▶ Stated exercise: Write out each record again exactly as it stands.

▶ Data supplied:
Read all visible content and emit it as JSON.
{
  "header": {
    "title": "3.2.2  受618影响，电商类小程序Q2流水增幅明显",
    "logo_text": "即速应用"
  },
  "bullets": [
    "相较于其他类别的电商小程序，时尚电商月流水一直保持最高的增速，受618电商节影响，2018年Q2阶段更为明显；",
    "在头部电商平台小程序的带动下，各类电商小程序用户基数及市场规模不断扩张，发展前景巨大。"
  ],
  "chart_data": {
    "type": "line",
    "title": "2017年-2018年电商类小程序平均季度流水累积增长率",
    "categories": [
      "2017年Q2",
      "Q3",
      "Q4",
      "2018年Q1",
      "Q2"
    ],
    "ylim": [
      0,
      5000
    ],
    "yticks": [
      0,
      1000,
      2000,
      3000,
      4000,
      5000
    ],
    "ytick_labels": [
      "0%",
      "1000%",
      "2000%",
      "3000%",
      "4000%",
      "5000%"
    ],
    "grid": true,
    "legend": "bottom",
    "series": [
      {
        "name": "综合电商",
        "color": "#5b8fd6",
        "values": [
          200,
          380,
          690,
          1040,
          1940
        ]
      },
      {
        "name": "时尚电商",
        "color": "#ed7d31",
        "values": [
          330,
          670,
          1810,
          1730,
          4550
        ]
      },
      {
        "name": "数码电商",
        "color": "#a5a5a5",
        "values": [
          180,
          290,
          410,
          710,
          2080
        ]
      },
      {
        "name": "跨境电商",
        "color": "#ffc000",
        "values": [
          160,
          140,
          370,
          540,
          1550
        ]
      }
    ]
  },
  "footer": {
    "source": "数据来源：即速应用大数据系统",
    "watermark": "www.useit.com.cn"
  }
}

▶ Exercise answer:
Read all visible content and emit it as JSON.
{
  "header": {
    "title": "3.2.2  受618影响，电商类小程序Q2流水增幅明显",
    "logo_text": "即速应用"
  },
  "bullets": [
    "相较于其他类别的电商小程序，时尚电商月流水一直保持最高的增速，受618电商节影响，2018年Q2阶段更为明显；",
    "在头部电商平台小程序的带动下，各类电商小程序用户基数及市场规模不断扩张，发展前景巨大。"
  ],
  "chart_data": {
    "type": "line",
    "title": "2017年-2018年电商类小程序平均季度流水累积增长率",
    "categories": [
      "2017年Q2",
      "Q3",
      "Q4",
      "2018年Q1",
      "Q2"
    ],
    "ylim": [
      0,
      5000
    ],
    "yticks": [
      0,
      1000,
      2000,
      3000,
      4000,
      5000
    ],
    "ytick_labels": [
      "0%",
      "1000%",
      "2000%",
      "3000%",
      "4000%",
      "5000%"
    ],
    "grid": true,
    "legend": "bottom",
    "series": [
      {
        "name": "综合电商",
        "color": "#5b8fd6",
        "values": [
          200,
          380,
          690,
          1040,
          1940
        ]
      },
      {
        "name": "时尚电商",
        "color": "#ed7d31",
        "values": [
          330,
          670,
          1810,
          1730,
          4550
        ]
      },
      {
        "name": "数码电商",
        "color": "#a5a5a5",
        "values": [
          180,
          290,
          410,
          710,
          2080
        ]
      },
      {
        "name": "跨境电商",
        "color": "#ffc000",
        "values": [
          160,
          140,
          370,
          540,
          1550
        ]
      }
    ]
  },
  "footer": {
    "source": "数据来源：即速应用大数据系统",
    "watermark": "www.useit.com.cn"
  }
}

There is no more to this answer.